Set exercise.
Reproduce every line of the listing as written, apart from the pictures.

Data excerpts.

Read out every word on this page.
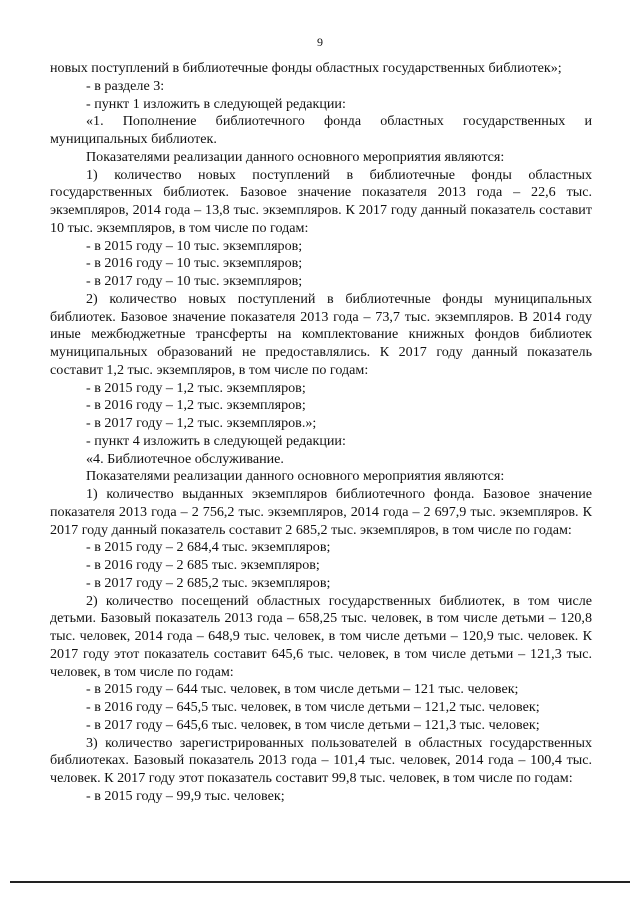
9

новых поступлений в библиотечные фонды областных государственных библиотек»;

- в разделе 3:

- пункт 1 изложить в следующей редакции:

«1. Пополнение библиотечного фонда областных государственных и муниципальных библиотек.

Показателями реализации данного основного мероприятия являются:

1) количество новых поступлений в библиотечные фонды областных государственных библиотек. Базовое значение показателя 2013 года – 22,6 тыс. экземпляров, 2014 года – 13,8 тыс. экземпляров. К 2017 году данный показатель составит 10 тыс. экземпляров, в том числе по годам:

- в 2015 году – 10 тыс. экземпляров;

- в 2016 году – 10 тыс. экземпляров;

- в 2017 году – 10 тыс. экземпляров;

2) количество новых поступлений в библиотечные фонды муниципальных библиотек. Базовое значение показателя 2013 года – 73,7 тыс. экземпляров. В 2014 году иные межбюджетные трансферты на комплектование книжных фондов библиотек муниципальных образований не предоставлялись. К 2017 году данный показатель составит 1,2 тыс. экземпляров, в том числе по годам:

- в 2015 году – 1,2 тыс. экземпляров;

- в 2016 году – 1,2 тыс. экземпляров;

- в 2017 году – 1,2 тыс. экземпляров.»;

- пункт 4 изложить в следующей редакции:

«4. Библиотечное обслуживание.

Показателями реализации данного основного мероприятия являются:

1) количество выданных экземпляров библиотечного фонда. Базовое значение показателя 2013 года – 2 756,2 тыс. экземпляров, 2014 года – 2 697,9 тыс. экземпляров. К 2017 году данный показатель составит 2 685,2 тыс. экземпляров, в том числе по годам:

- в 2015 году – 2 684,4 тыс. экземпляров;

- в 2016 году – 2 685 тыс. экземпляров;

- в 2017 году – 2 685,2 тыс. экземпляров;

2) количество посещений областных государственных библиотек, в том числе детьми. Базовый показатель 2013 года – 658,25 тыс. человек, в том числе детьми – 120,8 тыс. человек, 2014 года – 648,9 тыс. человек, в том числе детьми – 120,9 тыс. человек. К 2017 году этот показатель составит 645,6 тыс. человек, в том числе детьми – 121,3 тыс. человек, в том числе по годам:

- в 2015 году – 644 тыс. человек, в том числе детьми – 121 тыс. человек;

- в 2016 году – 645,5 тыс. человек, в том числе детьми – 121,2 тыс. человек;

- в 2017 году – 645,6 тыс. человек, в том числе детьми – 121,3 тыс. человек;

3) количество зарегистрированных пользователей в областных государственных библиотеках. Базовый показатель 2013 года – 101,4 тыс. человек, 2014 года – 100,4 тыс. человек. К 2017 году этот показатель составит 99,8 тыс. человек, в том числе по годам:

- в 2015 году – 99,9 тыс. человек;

Solution to the exercise.
Read out every word on this page.
9

новых поступлений в библиотечные фонды областных государственных библиотек»;

- в разделе 3:

- пункт 1 изложить в следующей редакции:

«1. Пополнение библиотечного фонда областных государственных и муниципальных библиотек.

Показателями реализации данного основного мероприятия являются:

1) количество новых поступлений в библиотечные фонды областных государственных библиотек. Базовое значение показателя 2013 года – 22,6 тыс. экземпляров, 2014 года – 13,8 тыс. экземпляров. К 2017 году данный показатель составит 10 тыс. экземпляров, в том числе по годам:

- в 2015 году – 10 тыс. экземпляров;

- в 2016 году – 10 тыс. экземпляров;

- в 2017 году – 10 тыс. экземпляров;

2) количество новых поступлений в библиотечные фонды муниципальных библиотек. Базовое значение показателя 2013 года – 73,7 тыс. экземпляров. В 2014 году иные межбюджетные трансферты на комплектование книжных фондов библиотек муниципальных образований не предоставлялись. К 2017 году данный показатель составит 1,2 тыс. экземпляров, в том числе по годам:

- в 2015 году – 1,2 тыс. экземпляров;

- в 2016 году – 1,2 тыс. экземпляров;

- в 2017 году – 1,2 тыс. экземпляров.»;

- пункт 4 изложить в следующей редакции:

«4. Библиотечное обслуживание.

Показателями реализации данного основного мероприятия являются:

1) количество выданных экземпляров библиотечного фонда. Базовое значение показателя 2013 года – 2 756,2 тыс. экземпляров, 2014 года – 2 697,9 тыс. экземпляров. К 2017 году данный показатель составит 2 685,2 тыс. экземпляров, в том числе по годам:

- в 2015 году – 2 684,4 тыс. экземпляров;

- в 2016 году – 2 685 тыс. экземпляров;

- в 2017 году – 2 685,2 тыс. экземпляров;

2) количество посещений областных государственных библиотек, в том числе детьми. Базовый показатель 2013 года – 658,25 тыс. человек, в том числе детьми – 120,8 тыс. человек, 2014 года – 648,9 тыс. человек, в том числе детьми – 120,9 тыс. человек. К 2017 году этот показатель составит 645,6 тыс. человек, в том числе детьми – 121,3 тыс. человек, в том числе по годам:

- в 2015 году – 644 тыс. человек, в том числе детьми – 121 тыс. человек;

- в 2016 году – 645,5 тыс. человек, в том числе детьми – 121,2 тыс. человек;

- в 2017 году – 645,6 тыс. человек, в том числе детьми – 121,3 тыс. человек;

3) количество зарегистрированных пользователей в областных государственных библиотеках. Базовый показатель 2013 года – 101,4 тыс. человек, 2014 года – 100,4 тыс. человек. К 2017 году этот показатель составит 99,8 тыс. человек, в том числе по годам:

- в 2015 году – 99,9 тыс. человек;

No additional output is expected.